◆ **Texto de leitura**
::::
De qualquer modo, o mero cálculo do número de factores efectivos é obviamente insatisfatório; na medida do possível, pretende-se o conhecimento da sua localização e da sua expressão. Graças à possibilidade de isolar segmentos de DNA de qualquer organismo, tem sido possível utilizar muitos novos marcadores cromossómicos cujos fenótipos são demonstráveis por electroforese, o que, apoiado num desenho experimental adequado, tem permitido um tratamento mendeliano de cada QTL. O mapeamento de QTL com esses marcadores cromossómicos já demonstrou, em vários casos, que a variação genotípica em caracteres de variação contínua se distribui por quase todos os grupos de ligação, confirmando as observações clássicas, onde todos os tipos de aneuplóides apresentavam aberrações fenotípicas (por exemplo em Datura ou Triticum).

O mapeamento de QTL baseia-se na co-segregação de marcadores cromossómicos conjuntamente com variações fenotípicas significativas. Assim, diz-se que uma região cromossómica contém um QTL porque os marcadores dessa região estão associados a diferenças fenotípicas significativas que não se observam com os marcadores doutras regiões. Por exemplo (figura 17), se se cruzarem duas linhas puras com diferentes valores fenotípicos médios, produzindo-se uma F1 heterozigótica para diversos marcadores, diz-se que existe um QTL na região delimitada pelos loci marcadores, A e B, se na F2 se observar uma diferença significativa, no valor fenotípico médio, consoante os indivíduos são homozigóticos para o haplótipo AB ou para o ab (neste exemplo, a F1 é AB/ab). A diferença fenotípica entre esses homozigóticos permite ainda determinar aproximadamente o desvio aditivo correspondente a esse QTL.
::::
◆ **Descrição do exercício**
Continue o texto sobre o mapeamento de QTL a partir da última frase apresentada.
::::
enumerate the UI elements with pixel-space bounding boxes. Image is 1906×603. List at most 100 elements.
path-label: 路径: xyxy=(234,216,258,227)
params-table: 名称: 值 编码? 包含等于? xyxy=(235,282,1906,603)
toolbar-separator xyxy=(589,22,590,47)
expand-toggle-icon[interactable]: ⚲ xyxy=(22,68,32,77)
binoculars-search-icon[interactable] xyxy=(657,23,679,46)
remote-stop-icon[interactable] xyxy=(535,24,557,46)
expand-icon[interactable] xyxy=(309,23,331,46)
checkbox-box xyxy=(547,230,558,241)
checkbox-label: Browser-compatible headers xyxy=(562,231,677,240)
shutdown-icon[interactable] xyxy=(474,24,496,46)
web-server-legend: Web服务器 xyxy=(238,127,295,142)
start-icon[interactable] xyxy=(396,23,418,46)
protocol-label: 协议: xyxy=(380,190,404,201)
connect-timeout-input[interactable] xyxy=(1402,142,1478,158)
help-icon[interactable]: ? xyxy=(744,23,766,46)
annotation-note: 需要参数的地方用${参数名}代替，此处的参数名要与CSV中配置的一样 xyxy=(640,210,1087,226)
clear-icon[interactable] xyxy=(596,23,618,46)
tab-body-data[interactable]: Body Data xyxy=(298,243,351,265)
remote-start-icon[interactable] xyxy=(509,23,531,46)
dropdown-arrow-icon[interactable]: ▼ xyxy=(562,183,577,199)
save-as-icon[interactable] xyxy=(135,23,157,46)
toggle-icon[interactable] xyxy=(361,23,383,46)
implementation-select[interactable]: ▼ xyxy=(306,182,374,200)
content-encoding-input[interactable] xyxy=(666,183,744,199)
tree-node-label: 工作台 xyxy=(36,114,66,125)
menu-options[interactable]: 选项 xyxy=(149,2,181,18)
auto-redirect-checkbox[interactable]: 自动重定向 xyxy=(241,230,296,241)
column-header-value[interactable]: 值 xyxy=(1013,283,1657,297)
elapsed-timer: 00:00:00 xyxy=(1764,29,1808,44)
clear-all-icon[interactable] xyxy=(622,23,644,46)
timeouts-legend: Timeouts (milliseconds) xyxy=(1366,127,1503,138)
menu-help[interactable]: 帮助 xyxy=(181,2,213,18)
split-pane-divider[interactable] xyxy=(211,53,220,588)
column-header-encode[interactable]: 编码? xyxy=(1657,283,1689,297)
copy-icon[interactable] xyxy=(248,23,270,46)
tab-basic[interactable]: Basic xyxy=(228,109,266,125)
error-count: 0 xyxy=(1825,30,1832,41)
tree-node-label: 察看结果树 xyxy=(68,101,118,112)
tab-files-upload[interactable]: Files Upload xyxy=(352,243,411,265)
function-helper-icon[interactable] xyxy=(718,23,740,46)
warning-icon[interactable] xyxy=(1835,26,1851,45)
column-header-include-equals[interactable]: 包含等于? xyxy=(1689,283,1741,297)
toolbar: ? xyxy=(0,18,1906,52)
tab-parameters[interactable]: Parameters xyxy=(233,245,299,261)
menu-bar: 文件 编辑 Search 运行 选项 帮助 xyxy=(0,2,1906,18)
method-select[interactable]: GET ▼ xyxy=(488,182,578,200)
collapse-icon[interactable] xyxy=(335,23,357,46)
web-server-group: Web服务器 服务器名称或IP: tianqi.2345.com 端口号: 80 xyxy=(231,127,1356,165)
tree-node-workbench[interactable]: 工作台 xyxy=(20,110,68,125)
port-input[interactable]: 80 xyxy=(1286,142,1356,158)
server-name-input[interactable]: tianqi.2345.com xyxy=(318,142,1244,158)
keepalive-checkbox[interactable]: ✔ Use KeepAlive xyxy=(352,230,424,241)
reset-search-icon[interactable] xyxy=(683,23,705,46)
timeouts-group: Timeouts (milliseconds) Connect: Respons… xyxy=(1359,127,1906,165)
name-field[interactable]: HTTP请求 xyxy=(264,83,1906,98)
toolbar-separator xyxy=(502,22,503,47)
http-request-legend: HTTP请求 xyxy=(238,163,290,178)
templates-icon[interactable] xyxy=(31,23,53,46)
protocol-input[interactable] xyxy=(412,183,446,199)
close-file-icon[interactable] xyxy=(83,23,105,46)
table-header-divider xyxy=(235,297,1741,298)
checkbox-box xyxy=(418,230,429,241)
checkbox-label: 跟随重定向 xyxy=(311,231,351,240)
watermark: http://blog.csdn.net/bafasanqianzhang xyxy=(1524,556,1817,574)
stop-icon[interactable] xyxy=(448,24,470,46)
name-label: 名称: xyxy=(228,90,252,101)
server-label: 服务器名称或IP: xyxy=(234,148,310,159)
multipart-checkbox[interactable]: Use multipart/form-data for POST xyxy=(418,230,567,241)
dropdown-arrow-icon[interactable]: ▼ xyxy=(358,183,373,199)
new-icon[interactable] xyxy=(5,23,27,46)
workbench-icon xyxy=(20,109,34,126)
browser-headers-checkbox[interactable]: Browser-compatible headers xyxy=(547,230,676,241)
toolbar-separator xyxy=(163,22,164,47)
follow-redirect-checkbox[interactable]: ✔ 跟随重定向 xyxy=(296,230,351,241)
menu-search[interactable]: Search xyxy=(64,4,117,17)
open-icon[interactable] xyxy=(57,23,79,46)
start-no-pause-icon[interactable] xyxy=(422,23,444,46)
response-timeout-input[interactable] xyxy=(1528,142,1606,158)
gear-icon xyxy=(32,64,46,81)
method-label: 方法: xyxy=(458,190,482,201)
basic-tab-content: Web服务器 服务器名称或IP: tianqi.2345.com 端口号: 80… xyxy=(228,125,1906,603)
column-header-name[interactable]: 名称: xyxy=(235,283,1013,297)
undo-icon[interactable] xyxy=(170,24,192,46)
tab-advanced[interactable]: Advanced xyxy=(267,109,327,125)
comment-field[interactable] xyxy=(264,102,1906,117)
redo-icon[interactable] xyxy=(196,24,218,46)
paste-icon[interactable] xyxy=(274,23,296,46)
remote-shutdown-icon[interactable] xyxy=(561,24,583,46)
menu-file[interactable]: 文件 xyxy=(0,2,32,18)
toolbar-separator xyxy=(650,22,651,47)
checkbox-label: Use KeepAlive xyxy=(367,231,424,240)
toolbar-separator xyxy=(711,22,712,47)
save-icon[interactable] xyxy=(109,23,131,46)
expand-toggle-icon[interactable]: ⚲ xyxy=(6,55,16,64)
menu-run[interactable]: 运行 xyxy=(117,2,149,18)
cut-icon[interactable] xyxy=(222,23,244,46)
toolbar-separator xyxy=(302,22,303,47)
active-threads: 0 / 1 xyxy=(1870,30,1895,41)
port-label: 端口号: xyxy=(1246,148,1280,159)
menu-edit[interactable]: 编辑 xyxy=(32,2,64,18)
::::
◆ **Resposta ao exercício**
mapeamento de QTL

Figura 17 — Exemplo dum QTL X/x, situado na região cromossómica delimitada pelos marcadores A e B, heterozigóticos na F1, em proximidade tal que a maior parte dos indivíduos XX e xx na F2 são identificados através dos homozigóticos nesses marcadores, assim podendo separar-se as respectivas distribuições e inclusivamente estimar o desvio aditivo a para este QTL.

O passo seguinte é tentar identificar cada locus cujos alelos contribuem para a variação contínua. Uma vez determinada com razoável precisão a localização cromossómica dum QTL, os loci que já se conheça nessa mesma região podem ser estudados um a um; mas é uma tarefa que pelas suas dimensões se pode revelar proibitiva, pelo número muito elevado de genes que existem na região e pelo esforço necessário para analisar cada um. Uma estratégia alternativa baseia-se em seleccionar a priori um locus "candidato", que pelo conhecimento sobre a função que codifica possa considerar-se um plausível componente da variação contínua do fenótipo em causa. Se esse locus se encontrar na vizinhança dum QTL, isso pode ser um argumento adicional a favor da hipótese que se coloca, e evidentemente um tal locus tem de ter pelo menos dois alelos nas populações onde se estuda essa variação, mas são apenas pontos de partida num trabalho muito complexo de demonstração da causalidade ontogénica e fisiológica para a variação, e que pode revelar-se frustrada se o locus candidato não for o QTL que se busca.

Contudo, é possível que muitos dos QTL tenham funções insuspeitadas ou mesmo desconhecidas, ou que uma função já conhecida tenha, duma maneira imprevista, um efeito pleiotrópico sobre a variação que se estuda. Por isso a estratégia dos loci candidatos só resulta em alguns casos. De facto, com os genomas que vão ficando sequenciados têm-se revelado muitas sequências nucleotídicas que aparentam ser genes funcionais, mas para as quais não se conhecem quaisquer funções ou proteínas conhecidas. Evidentemente que os QTL se contam entre os genes que vão sendo sequenciados, e o futuro permitirá por certo identificá-los pela função e pela posição dentro dos respectivos genomas; se alguns desses genes "desconhecidos" correspondem ou não a QTL, o futuro o dirá.